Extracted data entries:

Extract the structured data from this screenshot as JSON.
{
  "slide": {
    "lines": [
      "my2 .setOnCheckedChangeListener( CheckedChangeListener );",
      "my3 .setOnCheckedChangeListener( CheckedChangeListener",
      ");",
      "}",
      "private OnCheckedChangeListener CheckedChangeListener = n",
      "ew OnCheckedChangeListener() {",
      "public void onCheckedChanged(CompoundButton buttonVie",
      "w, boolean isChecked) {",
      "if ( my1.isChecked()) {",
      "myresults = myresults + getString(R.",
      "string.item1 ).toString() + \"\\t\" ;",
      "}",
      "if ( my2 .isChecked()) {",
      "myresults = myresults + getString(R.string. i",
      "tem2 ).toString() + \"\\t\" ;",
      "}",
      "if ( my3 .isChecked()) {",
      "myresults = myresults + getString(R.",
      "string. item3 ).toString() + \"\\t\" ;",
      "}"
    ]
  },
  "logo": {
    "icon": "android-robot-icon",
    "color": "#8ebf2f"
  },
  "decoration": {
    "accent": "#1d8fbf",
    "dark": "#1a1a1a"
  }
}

...

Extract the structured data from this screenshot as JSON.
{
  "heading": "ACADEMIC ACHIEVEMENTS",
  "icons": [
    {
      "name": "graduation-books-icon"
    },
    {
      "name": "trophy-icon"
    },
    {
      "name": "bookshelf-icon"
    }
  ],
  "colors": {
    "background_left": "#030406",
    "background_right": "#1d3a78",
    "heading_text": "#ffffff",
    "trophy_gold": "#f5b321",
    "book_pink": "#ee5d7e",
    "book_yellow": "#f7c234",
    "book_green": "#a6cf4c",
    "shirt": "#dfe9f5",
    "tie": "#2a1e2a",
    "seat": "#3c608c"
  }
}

= Objective =
Search the listing for the string "setOnCheckedChangeListener". Copy each line where it turns up.

= Response for this exercise =
      "my2 .setOnCheckedChangeListener( CheckedChangeListener );",
      "my3 .setOnCheckedChangeListener( CheckedChangeListener",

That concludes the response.